Recorded data:
******************************

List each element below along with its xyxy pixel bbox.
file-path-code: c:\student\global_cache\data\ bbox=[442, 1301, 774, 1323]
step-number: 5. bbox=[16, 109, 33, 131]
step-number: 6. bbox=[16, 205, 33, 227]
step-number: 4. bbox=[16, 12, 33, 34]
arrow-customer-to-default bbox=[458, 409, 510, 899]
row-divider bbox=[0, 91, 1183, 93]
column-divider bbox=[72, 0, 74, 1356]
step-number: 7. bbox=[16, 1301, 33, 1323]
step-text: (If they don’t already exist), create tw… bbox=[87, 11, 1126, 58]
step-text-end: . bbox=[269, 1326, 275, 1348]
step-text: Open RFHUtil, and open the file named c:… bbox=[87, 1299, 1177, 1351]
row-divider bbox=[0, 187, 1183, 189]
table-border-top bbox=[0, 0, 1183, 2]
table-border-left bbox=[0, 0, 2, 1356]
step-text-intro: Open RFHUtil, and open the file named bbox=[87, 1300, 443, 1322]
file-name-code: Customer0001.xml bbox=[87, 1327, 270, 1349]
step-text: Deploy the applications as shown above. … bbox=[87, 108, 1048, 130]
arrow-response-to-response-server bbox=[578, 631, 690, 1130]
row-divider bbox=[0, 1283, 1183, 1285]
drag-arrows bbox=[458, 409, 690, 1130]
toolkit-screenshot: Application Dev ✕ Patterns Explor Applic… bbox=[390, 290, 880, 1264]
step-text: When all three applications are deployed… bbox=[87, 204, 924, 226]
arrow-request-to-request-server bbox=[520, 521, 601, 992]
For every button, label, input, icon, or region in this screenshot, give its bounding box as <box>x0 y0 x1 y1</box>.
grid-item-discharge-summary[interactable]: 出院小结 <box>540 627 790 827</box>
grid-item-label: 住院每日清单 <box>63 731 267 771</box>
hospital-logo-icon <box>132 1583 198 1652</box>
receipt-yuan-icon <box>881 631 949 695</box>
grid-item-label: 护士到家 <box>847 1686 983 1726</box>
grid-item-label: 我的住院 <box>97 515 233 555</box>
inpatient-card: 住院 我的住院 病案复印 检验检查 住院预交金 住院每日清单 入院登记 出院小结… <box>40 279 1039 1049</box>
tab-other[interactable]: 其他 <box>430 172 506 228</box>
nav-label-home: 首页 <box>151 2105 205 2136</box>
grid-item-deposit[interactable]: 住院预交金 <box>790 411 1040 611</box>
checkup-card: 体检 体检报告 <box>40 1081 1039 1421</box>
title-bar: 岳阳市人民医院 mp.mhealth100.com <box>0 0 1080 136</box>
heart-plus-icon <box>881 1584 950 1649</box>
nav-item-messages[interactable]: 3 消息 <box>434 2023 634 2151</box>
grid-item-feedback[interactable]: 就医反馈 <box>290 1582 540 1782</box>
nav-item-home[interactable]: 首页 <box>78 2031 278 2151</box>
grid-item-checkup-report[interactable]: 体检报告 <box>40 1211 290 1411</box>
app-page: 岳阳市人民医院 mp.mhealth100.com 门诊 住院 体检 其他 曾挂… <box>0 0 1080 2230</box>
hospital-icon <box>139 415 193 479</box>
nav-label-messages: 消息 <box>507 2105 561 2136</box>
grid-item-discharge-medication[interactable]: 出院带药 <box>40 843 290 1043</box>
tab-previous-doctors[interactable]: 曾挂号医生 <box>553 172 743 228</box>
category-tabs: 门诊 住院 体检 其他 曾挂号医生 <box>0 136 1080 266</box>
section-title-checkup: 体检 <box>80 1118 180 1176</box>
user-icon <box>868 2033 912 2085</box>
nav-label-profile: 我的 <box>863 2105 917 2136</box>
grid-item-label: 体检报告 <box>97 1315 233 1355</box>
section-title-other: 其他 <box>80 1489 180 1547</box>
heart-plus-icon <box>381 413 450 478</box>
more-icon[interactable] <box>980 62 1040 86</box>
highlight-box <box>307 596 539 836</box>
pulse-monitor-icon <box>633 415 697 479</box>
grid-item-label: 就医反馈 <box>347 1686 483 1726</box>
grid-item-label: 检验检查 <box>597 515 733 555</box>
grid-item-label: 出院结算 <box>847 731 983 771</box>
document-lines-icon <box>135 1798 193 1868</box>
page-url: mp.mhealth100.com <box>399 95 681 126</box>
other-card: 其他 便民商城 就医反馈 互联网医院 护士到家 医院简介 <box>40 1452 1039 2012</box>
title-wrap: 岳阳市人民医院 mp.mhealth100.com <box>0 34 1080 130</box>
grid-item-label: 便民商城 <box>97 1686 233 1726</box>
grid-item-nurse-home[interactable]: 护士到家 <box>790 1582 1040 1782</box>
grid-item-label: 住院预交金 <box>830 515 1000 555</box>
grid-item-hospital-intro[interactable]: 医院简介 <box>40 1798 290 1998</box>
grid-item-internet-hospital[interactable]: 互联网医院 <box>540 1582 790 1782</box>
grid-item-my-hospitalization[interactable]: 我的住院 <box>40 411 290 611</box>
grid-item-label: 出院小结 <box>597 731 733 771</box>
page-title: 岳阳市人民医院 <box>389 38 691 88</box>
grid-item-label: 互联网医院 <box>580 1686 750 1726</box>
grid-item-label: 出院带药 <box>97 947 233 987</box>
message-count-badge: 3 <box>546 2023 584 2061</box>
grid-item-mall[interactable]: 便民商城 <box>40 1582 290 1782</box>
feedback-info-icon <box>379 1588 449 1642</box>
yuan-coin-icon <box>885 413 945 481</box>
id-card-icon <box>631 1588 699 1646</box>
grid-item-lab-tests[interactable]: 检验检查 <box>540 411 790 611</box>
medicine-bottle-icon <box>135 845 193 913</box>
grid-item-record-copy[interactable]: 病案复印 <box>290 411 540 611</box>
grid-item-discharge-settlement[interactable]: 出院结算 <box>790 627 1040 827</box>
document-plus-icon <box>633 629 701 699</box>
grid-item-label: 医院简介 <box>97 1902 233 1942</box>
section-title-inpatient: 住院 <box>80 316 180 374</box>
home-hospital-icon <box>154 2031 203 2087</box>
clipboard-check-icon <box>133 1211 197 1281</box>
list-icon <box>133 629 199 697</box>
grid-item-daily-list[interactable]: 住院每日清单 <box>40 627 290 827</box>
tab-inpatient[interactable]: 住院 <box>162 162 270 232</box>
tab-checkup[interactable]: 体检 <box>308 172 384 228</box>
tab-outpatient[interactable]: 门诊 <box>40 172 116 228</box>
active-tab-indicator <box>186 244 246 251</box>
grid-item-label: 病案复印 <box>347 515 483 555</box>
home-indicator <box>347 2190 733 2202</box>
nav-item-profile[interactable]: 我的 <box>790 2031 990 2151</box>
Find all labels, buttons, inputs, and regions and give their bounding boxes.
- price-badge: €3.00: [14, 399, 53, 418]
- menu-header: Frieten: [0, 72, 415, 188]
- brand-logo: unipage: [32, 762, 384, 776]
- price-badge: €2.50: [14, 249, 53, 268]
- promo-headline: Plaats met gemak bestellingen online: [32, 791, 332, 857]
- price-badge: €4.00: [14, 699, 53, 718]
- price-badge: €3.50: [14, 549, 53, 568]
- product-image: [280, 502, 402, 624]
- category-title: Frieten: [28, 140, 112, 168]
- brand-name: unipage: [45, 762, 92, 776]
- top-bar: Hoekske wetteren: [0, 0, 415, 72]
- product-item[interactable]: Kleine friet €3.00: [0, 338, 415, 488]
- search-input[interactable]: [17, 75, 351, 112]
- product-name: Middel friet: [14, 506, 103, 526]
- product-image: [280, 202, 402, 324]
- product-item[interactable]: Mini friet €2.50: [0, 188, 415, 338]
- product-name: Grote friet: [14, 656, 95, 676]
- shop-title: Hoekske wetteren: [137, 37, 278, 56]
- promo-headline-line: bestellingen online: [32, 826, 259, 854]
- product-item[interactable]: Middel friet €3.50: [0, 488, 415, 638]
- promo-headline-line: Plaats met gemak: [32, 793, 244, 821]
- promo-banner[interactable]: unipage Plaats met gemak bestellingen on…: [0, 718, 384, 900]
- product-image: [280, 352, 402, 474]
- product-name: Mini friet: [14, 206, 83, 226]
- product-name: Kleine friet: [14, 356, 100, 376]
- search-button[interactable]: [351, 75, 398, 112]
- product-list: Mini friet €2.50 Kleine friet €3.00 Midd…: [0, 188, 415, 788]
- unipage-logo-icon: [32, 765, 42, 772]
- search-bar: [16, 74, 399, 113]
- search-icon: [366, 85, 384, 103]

******************************

Task requirements:
Starting at the first line of the rows and stopping after the line that contains "grid-item-label: 护士到家 <box>847", express each line as one string in a JSON list, leaving out any blank lines.

Result of this task:
[
  "List each element below along with its xyxy pixel bbox.",
  "file-path-code: c:\\student\\global_cache\\data\\ bbox=[442, 1301, 774, 1323]",
  "step-number: 5. bbox=[16, 109, 33, 131]",
  "step-number: 6. bbox=[16, 205, 33, 227]",
  "step-number: 4. bbox=[16, 12, 33, 34]",
  "arrow-customer-to-default bbox=[458, 409, 510, 899]",
  "row-divider bbox=[0, 91, 1183, 93]",
  "column-divider bbox=[72, 0, 74, 1356]",
  "step-number: 7. bbox=[16, 1301, 33, 1323]",
  "step-text: (If they don’t already exist), create tw… bbox=[87, 11, 1126, 58]",
  "step-text-end: . bbox=[269, 1326, 275, 1348]",
  "step-text: Open RFHUtil, and open the file named c:… bbox=[87, 1299, 1177, 1351]",
  "row-divider bbox=[0, 187, 1183, 189]",
  "table-border-top bbox=[0, 0, 1183, 2]",
  "table-border-left bbox=[0, 0, 2, 1356]",
  "step-text-intro: Open RFHUtil, and open the file named bbox=[87, 1300, 443, 1322]",
  "file-name-code: Customer0001.xml bbox=[87, 1327, 270, 1349]",
  "step-text: Deploy the applications as shown above. … bbox=[87, 108, 1048, 130]",
  "arrow-response-to-response-server bbox=[578, 631, 690, 1130]",
  "row-divider bbox=[0, 1283, 1183, 1285]",
  "drag-arrows bbox=[458, 409, 690, 1130]",
  "toolkit-screenshot: Application Dev ✕ Patterns Explor Applic… bbox=[390, 290, 880, 1264]",
  "step-text: When all three applications are deployed… bbox=[87, 204, 924, 226]",
  "arrow-request-to-request-server bbox=[520, 521, 601, 992]",
  "For every button, label, input, icon, or region in this screenshot, give its bounding box as <box>x0 y0 x1 y1</box>.",
  "grid-item-discharge-summary[interactable]: 出院小结 <box>540 627 790 827</box>",
  "grid-item-label: 住院每日清单 <box>63 731 267 771</box>",
  "hospital-logo-icon <box>132 1583 198 1652</box>",
  "receipt-yuan-icon <box>881 631 949 695</box>",
  "grid-item-label: 护士到家 <box>847 1686 983 1726</box>"
]